Activity. Scan the data below for the string "anti". Copy every line where it appears.

Data items.
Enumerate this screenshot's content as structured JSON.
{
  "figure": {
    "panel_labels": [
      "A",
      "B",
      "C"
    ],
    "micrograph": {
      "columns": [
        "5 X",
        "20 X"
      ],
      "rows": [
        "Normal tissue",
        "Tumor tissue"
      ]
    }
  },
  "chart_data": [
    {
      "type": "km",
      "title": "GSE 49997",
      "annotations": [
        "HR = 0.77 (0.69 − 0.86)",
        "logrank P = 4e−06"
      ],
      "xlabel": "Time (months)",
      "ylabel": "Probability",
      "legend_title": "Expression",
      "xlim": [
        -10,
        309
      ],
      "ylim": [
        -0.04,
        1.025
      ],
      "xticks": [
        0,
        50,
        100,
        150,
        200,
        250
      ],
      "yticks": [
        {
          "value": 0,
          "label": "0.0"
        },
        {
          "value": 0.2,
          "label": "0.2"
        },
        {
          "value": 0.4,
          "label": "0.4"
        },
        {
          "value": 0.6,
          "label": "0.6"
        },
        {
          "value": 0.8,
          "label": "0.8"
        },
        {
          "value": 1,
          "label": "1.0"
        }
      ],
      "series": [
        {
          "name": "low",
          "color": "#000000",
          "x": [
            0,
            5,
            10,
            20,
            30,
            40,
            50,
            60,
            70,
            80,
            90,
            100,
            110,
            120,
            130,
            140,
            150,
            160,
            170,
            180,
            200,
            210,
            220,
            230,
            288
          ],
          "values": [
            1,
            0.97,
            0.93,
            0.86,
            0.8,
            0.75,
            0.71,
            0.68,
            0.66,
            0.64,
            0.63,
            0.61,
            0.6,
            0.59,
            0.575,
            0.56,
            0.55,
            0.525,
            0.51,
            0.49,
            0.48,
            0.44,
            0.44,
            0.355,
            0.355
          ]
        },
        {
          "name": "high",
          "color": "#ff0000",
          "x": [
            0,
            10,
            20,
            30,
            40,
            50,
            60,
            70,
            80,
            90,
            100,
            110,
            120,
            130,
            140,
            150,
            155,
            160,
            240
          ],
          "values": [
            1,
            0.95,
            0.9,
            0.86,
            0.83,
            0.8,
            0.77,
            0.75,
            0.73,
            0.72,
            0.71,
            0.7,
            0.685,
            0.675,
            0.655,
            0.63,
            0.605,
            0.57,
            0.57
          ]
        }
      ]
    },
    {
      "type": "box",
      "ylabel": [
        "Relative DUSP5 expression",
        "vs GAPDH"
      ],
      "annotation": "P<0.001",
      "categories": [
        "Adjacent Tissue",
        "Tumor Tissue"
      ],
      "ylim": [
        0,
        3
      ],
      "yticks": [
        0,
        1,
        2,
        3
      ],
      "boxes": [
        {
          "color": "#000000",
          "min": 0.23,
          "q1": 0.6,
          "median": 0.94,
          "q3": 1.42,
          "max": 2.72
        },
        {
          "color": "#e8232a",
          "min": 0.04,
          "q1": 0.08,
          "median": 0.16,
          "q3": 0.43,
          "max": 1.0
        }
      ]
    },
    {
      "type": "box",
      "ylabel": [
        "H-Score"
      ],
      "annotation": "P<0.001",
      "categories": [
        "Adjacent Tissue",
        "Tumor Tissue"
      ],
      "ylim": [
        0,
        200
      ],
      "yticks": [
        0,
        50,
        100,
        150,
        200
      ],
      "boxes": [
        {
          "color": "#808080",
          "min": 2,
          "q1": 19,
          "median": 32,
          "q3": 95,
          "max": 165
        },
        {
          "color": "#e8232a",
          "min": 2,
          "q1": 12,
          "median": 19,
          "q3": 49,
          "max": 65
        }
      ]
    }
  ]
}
--
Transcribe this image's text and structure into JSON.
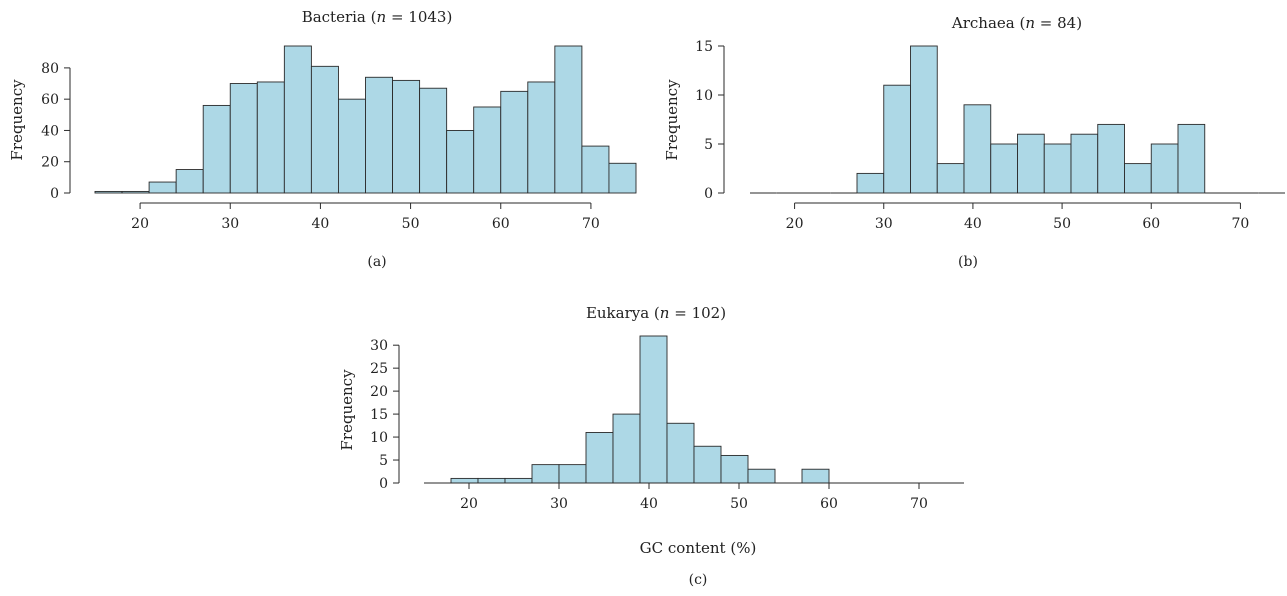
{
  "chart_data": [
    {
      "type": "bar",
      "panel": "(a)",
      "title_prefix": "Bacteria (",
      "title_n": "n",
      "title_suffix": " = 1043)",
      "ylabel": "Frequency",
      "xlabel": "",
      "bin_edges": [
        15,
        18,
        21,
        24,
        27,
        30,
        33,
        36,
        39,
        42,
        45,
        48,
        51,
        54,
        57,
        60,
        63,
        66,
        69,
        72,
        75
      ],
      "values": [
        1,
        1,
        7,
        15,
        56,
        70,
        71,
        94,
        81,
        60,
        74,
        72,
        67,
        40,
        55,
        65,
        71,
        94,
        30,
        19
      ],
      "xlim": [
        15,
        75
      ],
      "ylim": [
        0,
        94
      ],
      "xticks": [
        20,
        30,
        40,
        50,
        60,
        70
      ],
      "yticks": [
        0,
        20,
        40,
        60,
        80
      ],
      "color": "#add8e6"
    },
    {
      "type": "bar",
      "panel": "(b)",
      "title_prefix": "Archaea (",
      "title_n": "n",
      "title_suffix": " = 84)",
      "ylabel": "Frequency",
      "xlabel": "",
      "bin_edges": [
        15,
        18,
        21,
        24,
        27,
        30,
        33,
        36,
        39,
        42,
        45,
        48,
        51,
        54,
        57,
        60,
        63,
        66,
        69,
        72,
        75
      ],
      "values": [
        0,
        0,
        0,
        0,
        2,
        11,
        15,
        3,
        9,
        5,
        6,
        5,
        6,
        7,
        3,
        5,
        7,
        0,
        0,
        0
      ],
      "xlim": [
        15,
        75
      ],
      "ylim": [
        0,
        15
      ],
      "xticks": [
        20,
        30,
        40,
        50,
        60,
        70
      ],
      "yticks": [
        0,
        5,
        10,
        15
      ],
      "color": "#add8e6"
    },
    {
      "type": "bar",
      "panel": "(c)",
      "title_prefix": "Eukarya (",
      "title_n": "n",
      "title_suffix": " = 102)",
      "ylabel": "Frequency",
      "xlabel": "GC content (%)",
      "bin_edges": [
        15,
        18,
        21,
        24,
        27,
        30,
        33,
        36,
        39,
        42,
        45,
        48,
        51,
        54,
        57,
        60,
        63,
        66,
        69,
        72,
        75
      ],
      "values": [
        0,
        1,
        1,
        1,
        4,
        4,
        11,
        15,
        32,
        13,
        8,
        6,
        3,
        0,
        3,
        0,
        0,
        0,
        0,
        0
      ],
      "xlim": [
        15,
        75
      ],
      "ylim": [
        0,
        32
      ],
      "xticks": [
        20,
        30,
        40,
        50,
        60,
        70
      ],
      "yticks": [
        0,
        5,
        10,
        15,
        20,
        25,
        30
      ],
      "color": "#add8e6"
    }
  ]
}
--
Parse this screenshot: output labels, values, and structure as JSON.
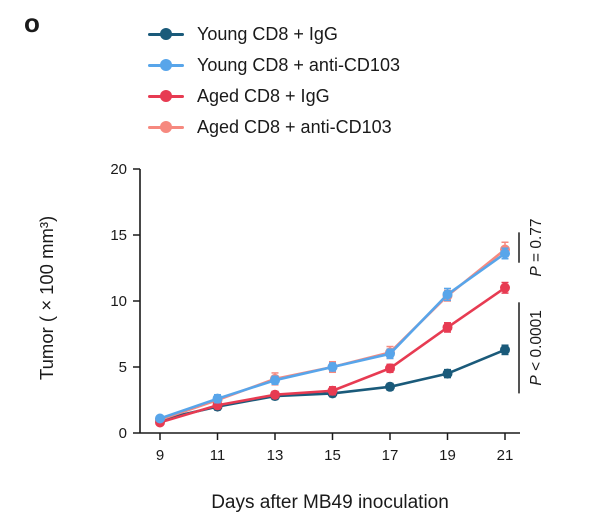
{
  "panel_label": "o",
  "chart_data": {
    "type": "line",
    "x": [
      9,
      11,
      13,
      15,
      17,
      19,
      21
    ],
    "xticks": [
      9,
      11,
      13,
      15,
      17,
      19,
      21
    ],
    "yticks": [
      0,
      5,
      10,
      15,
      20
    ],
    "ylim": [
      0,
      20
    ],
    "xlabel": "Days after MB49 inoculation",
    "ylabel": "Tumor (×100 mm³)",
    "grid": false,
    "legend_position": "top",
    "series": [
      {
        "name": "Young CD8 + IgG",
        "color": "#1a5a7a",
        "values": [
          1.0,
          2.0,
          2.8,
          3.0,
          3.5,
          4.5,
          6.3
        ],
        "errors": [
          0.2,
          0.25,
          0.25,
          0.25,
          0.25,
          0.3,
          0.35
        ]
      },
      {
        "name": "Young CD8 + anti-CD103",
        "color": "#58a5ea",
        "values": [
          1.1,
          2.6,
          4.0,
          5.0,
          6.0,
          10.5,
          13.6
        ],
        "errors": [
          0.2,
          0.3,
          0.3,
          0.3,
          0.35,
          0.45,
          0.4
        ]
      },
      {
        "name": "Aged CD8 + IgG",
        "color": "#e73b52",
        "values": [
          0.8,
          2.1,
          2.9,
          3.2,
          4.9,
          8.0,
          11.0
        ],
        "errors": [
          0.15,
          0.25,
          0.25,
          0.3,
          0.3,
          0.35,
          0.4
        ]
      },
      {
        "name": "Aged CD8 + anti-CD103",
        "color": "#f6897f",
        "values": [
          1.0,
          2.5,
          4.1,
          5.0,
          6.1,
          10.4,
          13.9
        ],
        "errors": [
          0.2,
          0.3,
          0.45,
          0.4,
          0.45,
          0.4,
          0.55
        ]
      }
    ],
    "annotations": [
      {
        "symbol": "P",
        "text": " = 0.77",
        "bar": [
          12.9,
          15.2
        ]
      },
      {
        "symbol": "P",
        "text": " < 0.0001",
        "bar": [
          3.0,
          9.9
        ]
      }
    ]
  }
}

Exercise result.
        "name": "Young CD8 + anti-CD103",
        "name": "Aged CD8 + anti-CD103",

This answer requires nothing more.